──────── GIVEN DATA
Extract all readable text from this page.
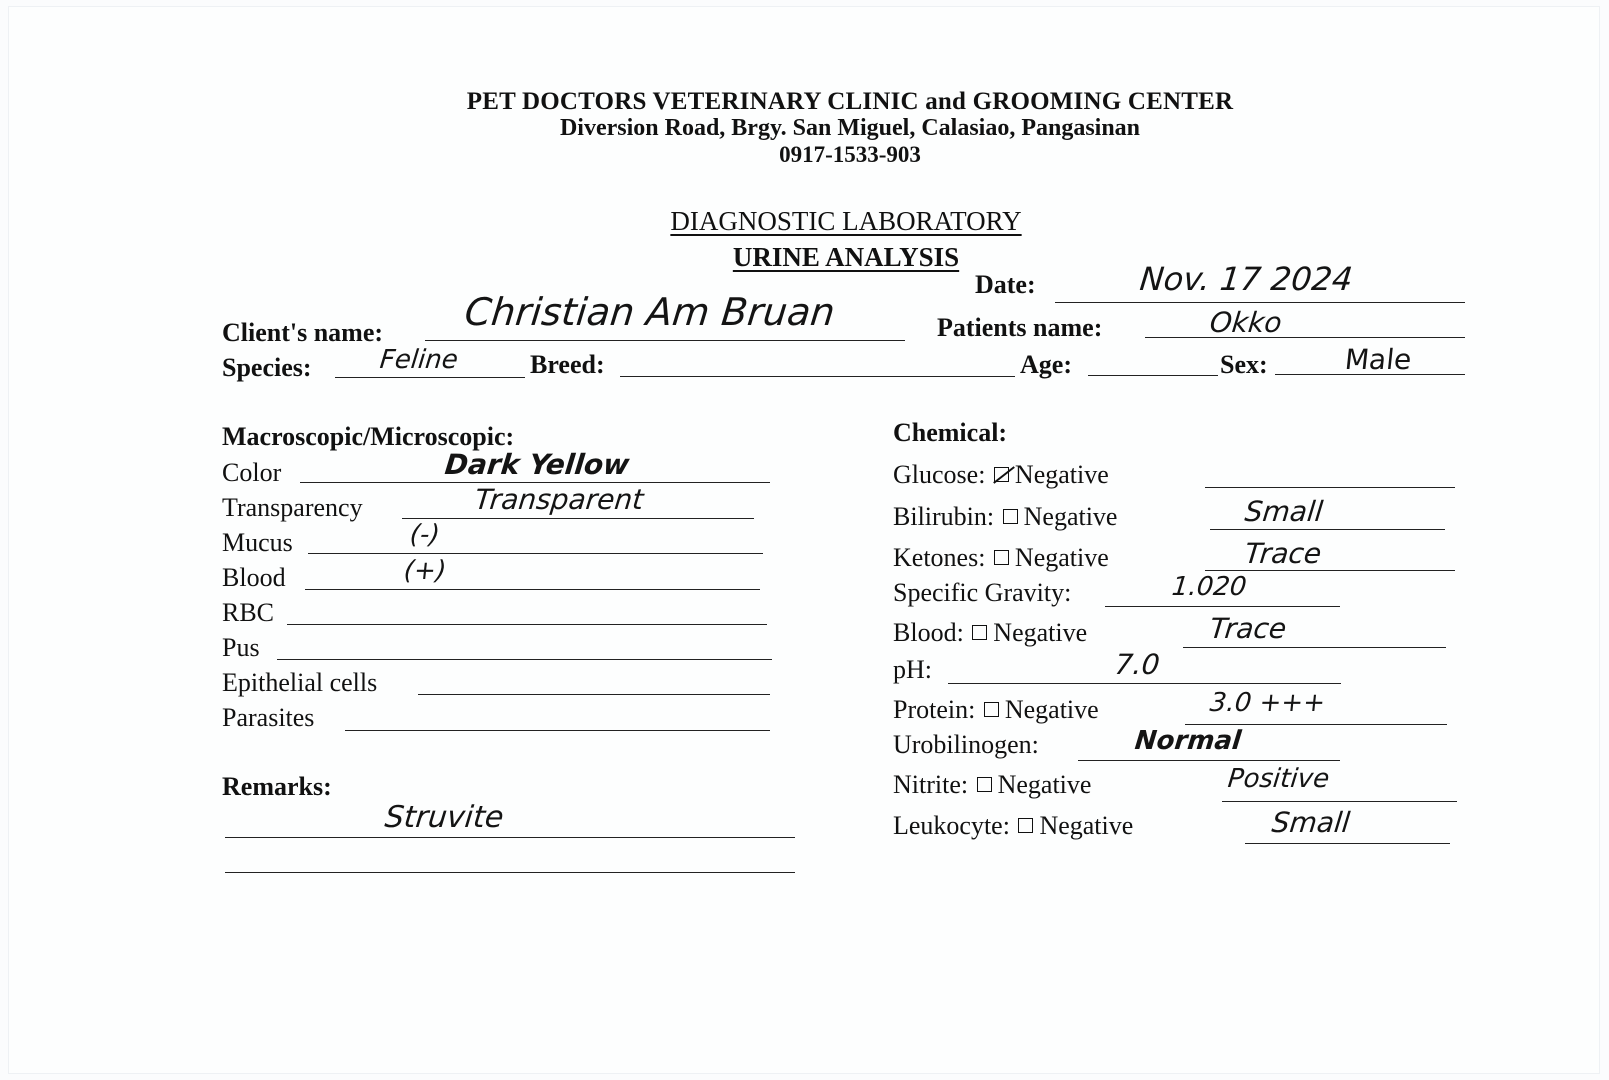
PET DOCTORS VETERINARY CLINIC and GROOMING CENTER
Diversion Road, Brgy. San Miguel, Calasiao, Pangasinan
0917-1533-903
DIAGNOSTIC LABORATORY
URINE ANALYSIS
Date:	Nov. 17 2024
Client's name: Christian Am Bruan	Patients name:	Okko
Species:	Feline	Breed:	Age:	Sex:	Male
Macroscopic/Microscopic:
Color	Dark Yellow
Transparency	Transparent
Mucus	(-)
Blood	(+)
RBC
Pus
Epithelial cells
Parasites
Remarks:
Struvite
Chemical:
Glucose: Negative
Bilirubin: Negative	Small
Ketones: Negative	Trace
Specific Gravity:	1.020
Blood: Negative	Trace
pH:	7.0
Protein: Negative	3.0 +++
Urobilinogen:	Normal
Nitrite: Negative	Positive
Leukocyte: Negative	Small
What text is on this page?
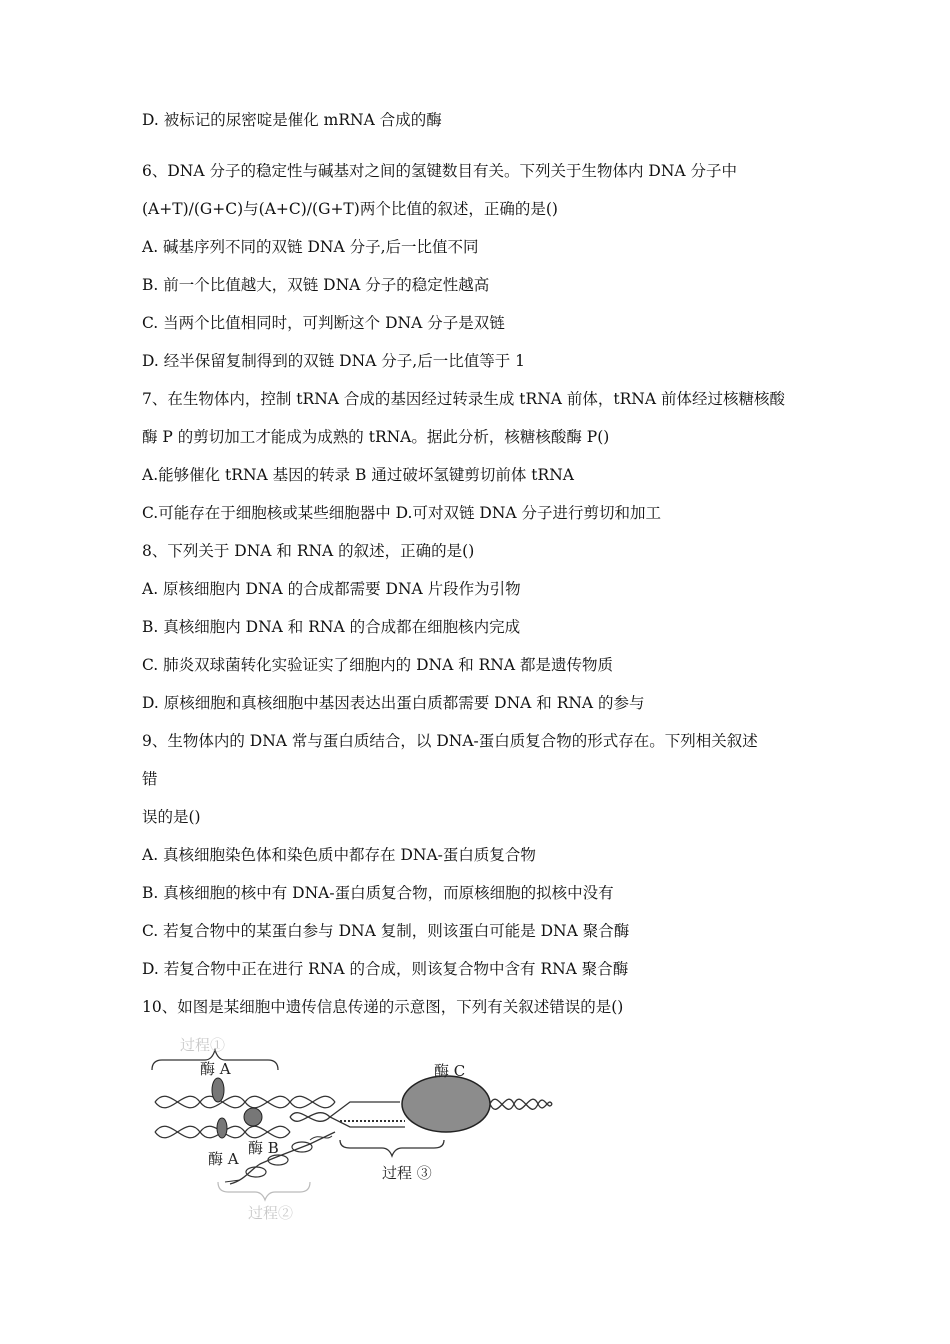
D. 被标记的尿密啶是催化 mRNA 合成的酶
6、DNA 分子的稳定性与碱基对之间的氢键数目有关。下列关于生物体内 DNA 分子中
(A+T)/(G+C)与(A+C)/(G+T)两个比值的叙述，正确的是()
A. 碱基序列不同的双链 DNA 分子,后一比值不同
B. 前一个比值越大，双链 DNA 分子的稳定性越高
C. 当两个比值相同时，可判断这个 DNA 分子是双链
D. 经半保留复制得到的双链 DNA 分子,后一比值等于 1
7、在生物体内，控制 tRNA 合成的基因经过转录生成 tRNA 前体，tRNA 前体经过核糖核酸
酶 P 的剪切加工才能成为成熟的 tRNA。据此分析，核糖核酸酶 P()
A.能够催化 tRNA 基因的转录 B 通过破坏氢键剪切前体 tRNA
C.可能存在于细胞核或某些细胞器中 D.可对双链 DNA 分子进行剪切和加工
8、下列关于 DNA 和 RNA 的叙述，正确的是()
A. 原核细胞内 DNA 的合成都需要 DNA 片段作为引物
B. 真核细胞内 DNA 和 RNA 的合成都在细胞核内完成
C. 肺炎双球菌转化实验证实了细胞内的 DNA 和 RNA 都是遗传物质
D. 原核细胞和真核细胞中基因表达出蛋白质都需要 DNA 和 RNA 的参与
9、生物体内的 DNA 常与蛋白质结合，以 DNA-蛋白质复合物的形式存在。下列相关叙述
错
误的是()
A. 真核细胞染色体和染色质中都存在 DNA-蛋白质复合物
B. 真核细胞的核中有 DNA-蛋白质复合物，而原核细胞的拟核中没有
C. 若复合物中的某蛋白参与 DNA 复制，则该蛋白可能是 DNA 聚合酶
D. 若复合物中正在进行 RNA 的合成，则该复合物中含有 RNA 聚合酶
10、如图是某细胞中遗传信息传递的示意图，下列有关叙述错误的是()
过程①
酶 A
酶 A
酶 B
酶 C
过程 ③
过程②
────────────────
» EXERCISE DESCRIPTION:
With the pictures omitted, the records above are to be repeated exactly.

» SOLUTION TO THE EXERCISE:
Extract all readable text from this page.
PET DOCTORS VETERINARY CLINIC and GROOMING CENTER
Diversion Road, Brgy. San Miguel, Calasiao, Pangasinan
0917-1533-903
DIAGNOSTIC LABORATORY
URINE ANALYSIS
Date:	Nov. 17 2024
Client's name: Christian Am Bruan	Patients name:	Okko
Species:	Feline	Breed:	Age:	Sex:	Male
Macroscopic/Microscopic:
Color	Dark Yellow
Transparency	Transparent
Mucus	(-)
Blood	(+)
RBC
Pus
Epithelial cells
Parasites
Remarks:
Struvite
Chemical:
Glucose: Negative
Bilirubin: Negative	Small
Ketones: Negative	Trace
Specific Gravity:	1.020
Blood: Negative	Trace
pH:	7.0
Protein: Negative	3.0 +++
Urobilinogen:	Normal
Nitrite: Negative	Positive
Leukocyte: Negative	Small
What text is on this page?
D. 被标记的尿密啶是催化 mRNA 合成的酶
6、DNA 分子的稳定性与碱基对之间的氢键数目有关。下列关于生物体内 DNA 分子中
(A+T)/(G+C)与(A+C)/(G+T)两个比值的叙述，正确的是()
A. 碱基序列不同的双链 DNA 分子,后一比值不同
B. 前一个比值越大，双链 DNA 分子的稳定性越高
C. 当两个比值相同时，可判断这个 DNA 分子是双链
D. 经半保留复制得到的双链 DNA 分子,后一比值等于 1
7、在生物体内，控制 tRNA 合成的基因经过转录生成 tRNA 前体，tRNA 前体经过核糖核酸
酶 P 的剪切加工才能成为成熟的 tRNA。据此分析，核糖核酸酶 P()
A.能够催化 tRNA 基因的转录 B 通过破坏氢键剪切前体 tRNA
C.可能存在于细胞核或某些细胞器中 D.可对双链 DNA 分子进行剪切和加工
8、下列关于 DNA 和 RNA 的叙述，正确的是()
A. 原核细胞内 DNA 的合成都需要 DNA 片段作为引物
B. 真核细胞内 DNA 和 RNA 的合成都在细胞核内完成
C. 肺炎双球菌转化实验证实了细胞内的 DNA 和 RNA 都是遗传物质
D. 原核细胞和真核细胞中基因表达出蛋白质都需要 DNA 和 RNA 的参与
9、生物体内的 DNA 常与蛋白质结合，以 DNA-蛋白质复合物的形式存在。下列相关叙述
错
误的是()
A. 真核细胞染色体和染色质中都存在 DNA-蛋白质复合物
B. 真核细胞的核中有 DNA-蛋白质复合物，而原核细胞的拟核中没有
C. 若复合物中的某蛋白参与 DNA 复制，则该蛋白可能是 DNA 聚合酶
D. 若复合物中正在进行 RNA 的合成，则该复合物中含有 RNA 聚合酶
10、如图是某细胞中遗传信息传递的示意图，下列有关叙述错误的是()
过程①
酶 A
酶 A
酶 B
酶 C
过程 ③
过程②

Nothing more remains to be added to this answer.